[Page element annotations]
▽
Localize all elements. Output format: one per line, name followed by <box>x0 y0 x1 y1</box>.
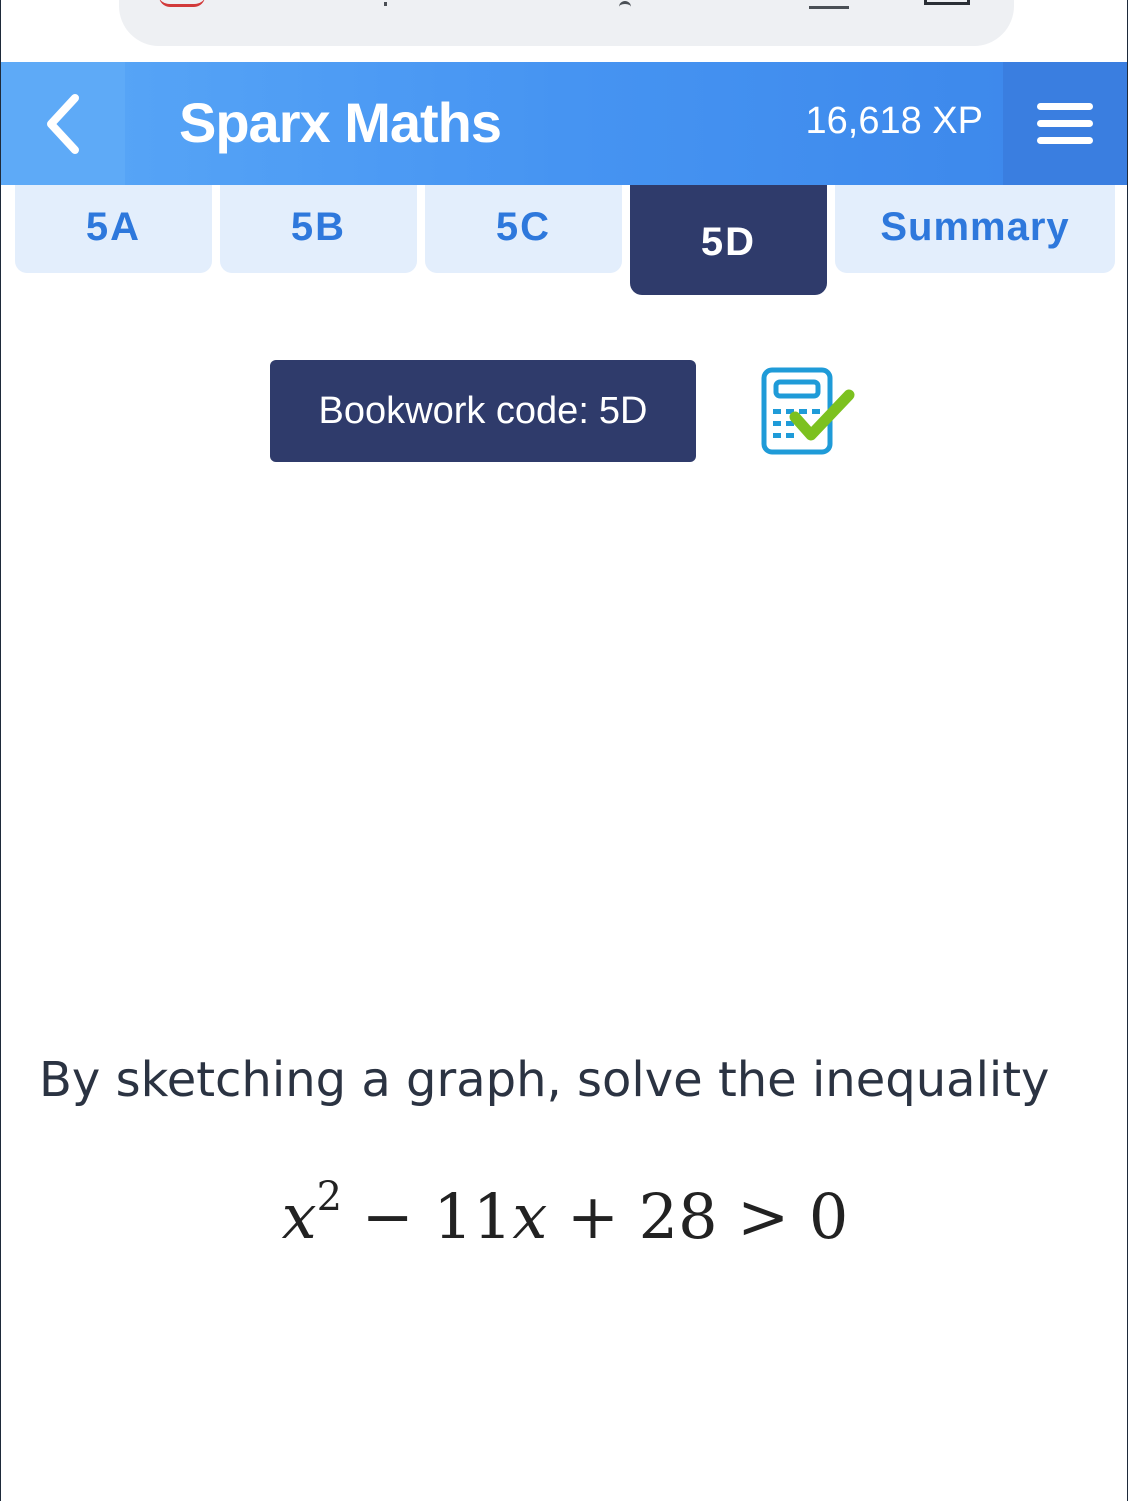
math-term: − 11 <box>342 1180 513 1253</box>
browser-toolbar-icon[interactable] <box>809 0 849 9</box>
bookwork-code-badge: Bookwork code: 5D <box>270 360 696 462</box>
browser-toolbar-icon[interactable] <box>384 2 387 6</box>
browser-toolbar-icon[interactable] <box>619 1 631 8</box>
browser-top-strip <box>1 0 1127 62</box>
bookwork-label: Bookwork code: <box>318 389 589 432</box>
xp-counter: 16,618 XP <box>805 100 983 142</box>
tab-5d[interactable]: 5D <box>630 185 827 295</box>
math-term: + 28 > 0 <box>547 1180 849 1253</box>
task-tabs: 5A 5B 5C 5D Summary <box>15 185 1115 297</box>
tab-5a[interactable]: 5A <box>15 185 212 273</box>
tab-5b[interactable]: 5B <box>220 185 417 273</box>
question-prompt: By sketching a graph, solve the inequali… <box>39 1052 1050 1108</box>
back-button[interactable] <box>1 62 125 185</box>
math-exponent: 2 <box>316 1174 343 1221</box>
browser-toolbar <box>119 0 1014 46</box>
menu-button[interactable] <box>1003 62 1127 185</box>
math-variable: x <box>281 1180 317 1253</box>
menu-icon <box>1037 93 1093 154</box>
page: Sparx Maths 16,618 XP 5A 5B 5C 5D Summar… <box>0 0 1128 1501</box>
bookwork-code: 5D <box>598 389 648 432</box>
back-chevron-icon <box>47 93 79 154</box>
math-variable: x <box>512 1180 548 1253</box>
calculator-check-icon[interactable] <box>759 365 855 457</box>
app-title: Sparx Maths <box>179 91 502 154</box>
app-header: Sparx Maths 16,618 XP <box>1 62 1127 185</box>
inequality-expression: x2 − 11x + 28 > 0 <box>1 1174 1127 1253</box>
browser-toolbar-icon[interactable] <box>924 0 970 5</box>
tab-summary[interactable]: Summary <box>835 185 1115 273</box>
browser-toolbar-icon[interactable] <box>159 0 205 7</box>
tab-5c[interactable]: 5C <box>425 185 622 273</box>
△
Write out the lines of the data starting at the one containing "math-term: − 11 <box>342 1180 513 1253</box>" and ending at the one containing "tab-5d[interactable]: 5D <box>630", both included, without changing anything.

math-term: − 11 <box>342 1180 513 1253</box>
browser-toolbar-icon[interactable] <box>809 0 849 9</box>
bookwork-code-badge: Bookwork code: 5D <box>270 360 696 462</box>
browser-toolbar-icon[interactable] <box>384 2 387 6</box>
browser-toolbar-icon[interactable] <box>619 1 631 8</box>
browser-top-strip <box>1 0 1127 62</box>
bookwork-label: Bookwork code: <box>318 389 589 432</box>
xp-counter: 16,618 XP <box>805 100 983 142</box>
tab-5d[interactable]: 5D <box>630 185 827 295</box>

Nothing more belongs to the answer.